(Dataset records)
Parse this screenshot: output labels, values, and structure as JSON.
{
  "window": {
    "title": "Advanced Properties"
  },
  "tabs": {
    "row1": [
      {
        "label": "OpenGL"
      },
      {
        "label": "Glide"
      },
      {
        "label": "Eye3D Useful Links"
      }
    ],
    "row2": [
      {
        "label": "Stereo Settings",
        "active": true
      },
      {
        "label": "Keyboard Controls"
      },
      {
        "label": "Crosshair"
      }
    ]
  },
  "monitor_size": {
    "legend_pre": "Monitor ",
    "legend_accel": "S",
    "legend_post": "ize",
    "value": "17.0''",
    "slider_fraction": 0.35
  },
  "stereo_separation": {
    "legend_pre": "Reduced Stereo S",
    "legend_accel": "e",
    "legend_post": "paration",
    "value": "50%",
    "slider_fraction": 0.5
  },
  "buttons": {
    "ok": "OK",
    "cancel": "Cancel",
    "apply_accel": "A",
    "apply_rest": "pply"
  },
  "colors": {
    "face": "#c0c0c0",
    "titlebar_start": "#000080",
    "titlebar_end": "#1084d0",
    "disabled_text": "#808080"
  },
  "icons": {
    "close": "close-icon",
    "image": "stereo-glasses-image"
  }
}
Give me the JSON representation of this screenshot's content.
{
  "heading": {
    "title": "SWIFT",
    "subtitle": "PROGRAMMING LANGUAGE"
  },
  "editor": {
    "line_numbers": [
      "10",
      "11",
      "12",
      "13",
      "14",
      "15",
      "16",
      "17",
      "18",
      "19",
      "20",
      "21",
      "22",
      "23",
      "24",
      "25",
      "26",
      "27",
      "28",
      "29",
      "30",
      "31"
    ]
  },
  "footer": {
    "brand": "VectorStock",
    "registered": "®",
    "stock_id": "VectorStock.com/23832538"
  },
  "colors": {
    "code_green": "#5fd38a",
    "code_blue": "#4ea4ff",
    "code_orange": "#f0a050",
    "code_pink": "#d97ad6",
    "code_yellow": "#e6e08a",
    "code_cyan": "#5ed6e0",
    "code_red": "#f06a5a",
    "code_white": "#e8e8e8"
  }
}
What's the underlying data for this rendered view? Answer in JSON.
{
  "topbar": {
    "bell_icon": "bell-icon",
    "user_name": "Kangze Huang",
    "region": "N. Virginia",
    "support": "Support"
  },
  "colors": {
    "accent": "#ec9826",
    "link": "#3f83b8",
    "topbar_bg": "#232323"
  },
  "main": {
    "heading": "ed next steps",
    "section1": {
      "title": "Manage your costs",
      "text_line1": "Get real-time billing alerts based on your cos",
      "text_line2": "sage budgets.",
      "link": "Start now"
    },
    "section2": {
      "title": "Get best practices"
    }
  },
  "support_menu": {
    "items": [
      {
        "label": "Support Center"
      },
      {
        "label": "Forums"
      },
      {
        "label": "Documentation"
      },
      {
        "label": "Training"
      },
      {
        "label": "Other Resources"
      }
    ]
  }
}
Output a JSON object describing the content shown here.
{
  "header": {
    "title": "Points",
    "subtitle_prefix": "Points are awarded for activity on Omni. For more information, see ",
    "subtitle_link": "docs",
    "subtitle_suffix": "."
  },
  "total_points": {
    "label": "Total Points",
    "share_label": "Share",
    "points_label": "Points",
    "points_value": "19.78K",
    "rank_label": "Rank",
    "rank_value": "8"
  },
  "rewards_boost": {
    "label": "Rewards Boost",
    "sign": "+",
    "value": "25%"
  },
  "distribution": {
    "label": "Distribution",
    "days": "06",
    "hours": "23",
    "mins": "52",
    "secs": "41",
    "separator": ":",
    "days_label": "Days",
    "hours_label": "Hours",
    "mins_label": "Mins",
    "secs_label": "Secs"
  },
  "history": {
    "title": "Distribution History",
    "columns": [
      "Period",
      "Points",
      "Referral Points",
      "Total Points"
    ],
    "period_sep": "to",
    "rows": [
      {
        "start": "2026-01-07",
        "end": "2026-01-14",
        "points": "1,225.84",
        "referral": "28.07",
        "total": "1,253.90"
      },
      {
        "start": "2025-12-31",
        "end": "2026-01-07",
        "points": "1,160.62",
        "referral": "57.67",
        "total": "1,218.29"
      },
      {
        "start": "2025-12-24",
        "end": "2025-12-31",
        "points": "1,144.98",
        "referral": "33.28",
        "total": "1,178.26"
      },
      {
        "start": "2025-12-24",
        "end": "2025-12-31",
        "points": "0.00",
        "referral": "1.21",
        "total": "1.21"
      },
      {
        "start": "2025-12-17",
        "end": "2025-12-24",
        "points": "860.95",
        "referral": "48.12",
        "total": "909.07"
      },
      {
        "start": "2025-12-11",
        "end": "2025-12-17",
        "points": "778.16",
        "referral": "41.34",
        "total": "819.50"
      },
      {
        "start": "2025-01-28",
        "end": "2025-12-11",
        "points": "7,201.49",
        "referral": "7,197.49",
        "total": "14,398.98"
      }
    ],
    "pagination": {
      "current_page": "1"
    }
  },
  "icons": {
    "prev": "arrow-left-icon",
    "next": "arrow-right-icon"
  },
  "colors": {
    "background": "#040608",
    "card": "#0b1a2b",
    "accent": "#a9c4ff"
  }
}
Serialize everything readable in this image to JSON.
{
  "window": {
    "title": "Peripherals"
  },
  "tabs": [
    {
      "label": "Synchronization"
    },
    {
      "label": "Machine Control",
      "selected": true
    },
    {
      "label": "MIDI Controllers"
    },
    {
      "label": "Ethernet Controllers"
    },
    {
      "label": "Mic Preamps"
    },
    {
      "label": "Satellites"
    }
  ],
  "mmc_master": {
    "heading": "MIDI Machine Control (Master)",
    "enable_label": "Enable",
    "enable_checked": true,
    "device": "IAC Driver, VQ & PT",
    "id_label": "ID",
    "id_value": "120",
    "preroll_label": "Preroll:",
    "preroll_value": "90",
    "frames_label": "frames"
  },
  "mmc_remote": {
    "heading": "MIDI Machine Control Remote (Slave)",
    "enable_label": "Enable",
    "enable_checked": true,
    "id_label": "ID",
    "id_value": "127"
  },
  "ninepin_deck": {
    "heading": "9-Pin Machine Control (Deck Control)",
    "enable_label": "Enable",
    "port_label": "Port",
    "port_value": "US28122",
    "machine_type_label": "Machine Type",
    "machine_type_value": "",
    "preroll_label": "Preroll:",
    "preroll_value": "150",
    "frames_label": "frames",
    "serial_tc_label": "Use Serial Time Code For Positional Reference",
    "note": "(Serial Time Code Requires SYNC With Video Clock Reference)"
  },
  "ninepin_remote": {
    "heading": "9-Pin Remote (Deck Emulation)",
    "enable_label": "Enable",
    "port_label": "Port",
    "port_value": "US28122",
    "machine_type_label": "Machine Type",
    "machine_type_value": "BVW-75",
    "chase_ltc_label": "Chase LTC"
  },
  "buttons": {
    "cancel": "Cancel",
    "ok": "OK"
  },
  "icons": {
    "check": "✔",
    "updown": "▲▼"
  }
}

> _OBJECTIVE_
Repeat the whole listing exactly, keeping every line intact.

> _FULL OUTPUT_
Parse this screenshot: output labels, values, and structure as JSON.
{
  "window": {
    "title": "Advanced Properties"
  },
  "tabs": {
    "row1": [
      {
        "label": "OpenGL"
      },
      {
        "label": "Glide"
      },
      {
        "label": "Eye3D Useful Links"
      }
    ],
    "row2": [
      {
        "label": "Stereo Settings",
        "active": true
      },
      {
        "label": "Keyboard Controls"
      },
      {
        "label": "Crosshair"
      }
    ]
  },
  "monitor_size": {
    "legend_pre": "Monitor ",
    "legend_accel": "S",
    "legend_post": "ize",
    "value": "17.0''",
    "slider_fraction": 0.35
  },
  "stereo_separation": {
    "legend_pre": "Reduced Stereo S",
    "legend_accel": "e",
    "legend_post": "paration",
    "value": "50%",
    "slider_fraction": 0.5
  },
  "buttons": {
    "ok": "OK",
    "cancel": "Cancel",
    "apply_accel": "A",
    "apply_rest": "pply"
  },
  "colors": {
    "face": "#c0c0c0",
    "titlebar_start": "#000080",
    "titlebar_end": "#1084d0",
    "disabled_text": "#808080"
  },
  "icons": {
    "close": "close-icon",
    "image": "stereo-glasses-image"
  }
}
Give me the JSON representation of this screenshot's content.
{
  "heading": {
    "title": "SWIFT",
    "subtitle": "PROGRAMMING LANGUAGE"
  },
  "editor": {
    "line_numbers": [
      "10",
      "11",
      "12",
      "13",
      "14",
      "15",
      "16",
      "17",
      "18",
      "19",
      "20",
      "21",
      "22",
      "23",
      "24",
      "25",
      "26",
      "27",
      "28",
      "29",
      "30",
      "31"
    ]
  },
  "footer": {
    "brand": "VectorStock",
    "registered": "®",
    "stock_id": "VectorStock.com/23832538"
  },
  "colors": {
    "code_green": "#5fd38a",
    "code_blue": "#4ea4ff",
    "code_orange": "#f0a050",
    "code_pink": "#d97ad6",
    "code_yellow": "#e6e08a",
    "code_cyan": "#5ed6e0",
    "code_red": "#f06a5a",
    "code_white": "#e8e8e8"
  }
}
What's the underlying data for this rendered view? Answer in JSON.
{
  "topbar": {
    "bell_icon": "bell-icon",
    "user_name": "Kangze Huang",
    "region": "N. Virginia",
    "support": "Support"
  },
  "colors": {
    "accent": "#ec9826",
    "link": "#3f83b8",
    "topbar_bg": "#232323"
  },
  "main": {
    "heading": "ed next steps",
    "section1": {
      "title": "Manage your costs",
      "text_line1": "Get real-time billing alerts based on your cos",
      "text_line2": "sage budgets.",
      "link": "Start now"
    },
    "section2": {
      "title": "Get best practices"
    }
  },
  "support_menu": {
    "items": [
      {
        "label": "Support Center"
      },
      {
        "label": "Forums"
      },
      {
        "label": "Documentation"
      },
      {
        "label": "Training"
      },
      {
        "label": "Other Resources"
      }
    ]
  }
}
Output a JSON object describing the content shown here.
{
  "header": {
    "title": "Points",
    "subtitle_prefix": "Points are awarded for activity on Omni. For more information, see ",
    "subtitle_link": "docs",
    "subtitle_suffix": "."
  },
  "total_points": {
    "label": "Total Points",
    "share_label": "Share",
    "points_label": "Points",
    "points_value": "19.78K",
    "rank_label": "Rank",
    "rank_value": "8"
  },
  "rewards_boost": {
    "label": "Rewards Boost",
    "sign": "+",
    "value": "25%"
  },
  "distribution": {
    "label": "Distribution",
    "days": "06",
    "hours": "23",
    "mins": "52",
    "secs": "41",
    "separator": ":",
    "days_label": "Days",
    "hours_label": "Hours",
    "mins_label": "Mins",
    "secs_label": "Secs"
  },
  "history": {
    "title": "Distribution History",
    "columns": [
      "Period",
      "Points",
      "Referral Points",
      "Total Points"
    ],
    "period_sep": "to",
    "rows": [
      {
        "start": "2026-01-07",
        "end": "2026-01-14",
        "points": "1,225.84",
        "referral": "28.07",
        "total": "1,253.90"
      },
      {
        "start": "2025-12-31",
        "end": "2026-01-07",
        "points": "1,160.62",
        "referral": "57.67",
        "total": "1,218.29"
      },
      {
        "start": "2025-12-24",
        "end": "2025-12-31",
        "points": "1,144.98",
        "referral": "33.28",
        "total": "1,178.26"
      },
      {
        "start": "2025-12-24",
        "end": "2025-12-31",
        "points": "0.00",
        "referral": "1.21",
        "total": "1.21"
      },
      {
        "start": "2025-12-17",
        "end": "2025-12-24",
        "points": "860.95",
        "referral": "48.12",
        "total": "909.07"
      },
      {
        "start": "2025-12-11",
        "end": "2025-12-17",
        "points": "778.16",
        "referral": "41.34",
        "total": "819.50"
      },
      {
        "start": "2025-01-28",
        "end": "2025-12-11",
        "points": "7,201.49",
        "referral": "7,197.49",
        "total": "14,398.98"
      }
    ],
    "pagination": {
      "current_page": "1"
    }
  },
  "icons": {
    "prev": "arrow-left-icon",
    "next": "arrow-right-icon"
  },
  "colors": {
    "background": "#040608",
    "card": "#0b1a2b",
    "accent": "#a9c4ff"
  }
}
Serialize everything readable in this image to JSON.
{
  "window": {
    "title": "Peripherals"
  },
  "tabs": [
    {
      "label": "Synchronization"
    },
    {
      "label": "Machine Control",
      "selected": true
    },
    {
      "label": "MIDI Controllers"
    },
    {
      "label": "Ethernet Controllers"
    },
    {
      "label": "Mic Preamps"
    },
    {
      "label": "Satellites"
    }
  ],
  "mmc_master": {
    "heading": "MIDI Machine Control (Master)",
    "enable_label": "Enable",
    "enable_checked": true,
    "device": "IAC Driver, VQ & PT",
    "id_label": "ID",
    "id_value": "120",
    "preroll_label": "Preroll:",
    "preroll_value": "90",
    "frames_label": "frames"
  },
  "mmc_remote": {
    "heading": "MIDI Machine Control Remote (Slave)",
    "enable_label": "Enable",
    "enable_checked": true,
    "id_label": "ID",
    "id_value": "127"
  },
  "ninepin_deck": {
    "heading": "9-Pin Machine Control (Deck Control)",
    "enable_label": "Enable",
    "port_label": "Port",
    "port_value": "US28122",
    "machine_type_label": "Machine Type",
    "machine_type_value": "",
    "preroll_label": "Preroll:",
    "preroll_value": "150",
    "frames_label": "frames",
    "serial_tc_label": "Use Serial Time Code For Positional Reference",
    "note": "(Serial Time Code Requires SYNC With Video Clock Reference)"
  },
  "ninepin_remote": {
    "heading": "9-Pin Remote (Deck Emulation)",
    "enable_label": "Enable",
    "port_label": "Port",
    "port_value": "US28122",
    "machine_type_label": "Machine Type",
    "machine_type_value": "BVW-75",
    "chase_ltc_label": "Chase LTC"
  },
  "buttons": {
    "cancel": "Cancel",
    "ok": "OK"
  },
  "icons": {
    "check": "✔",
    "updown": "▲▼"
  }
}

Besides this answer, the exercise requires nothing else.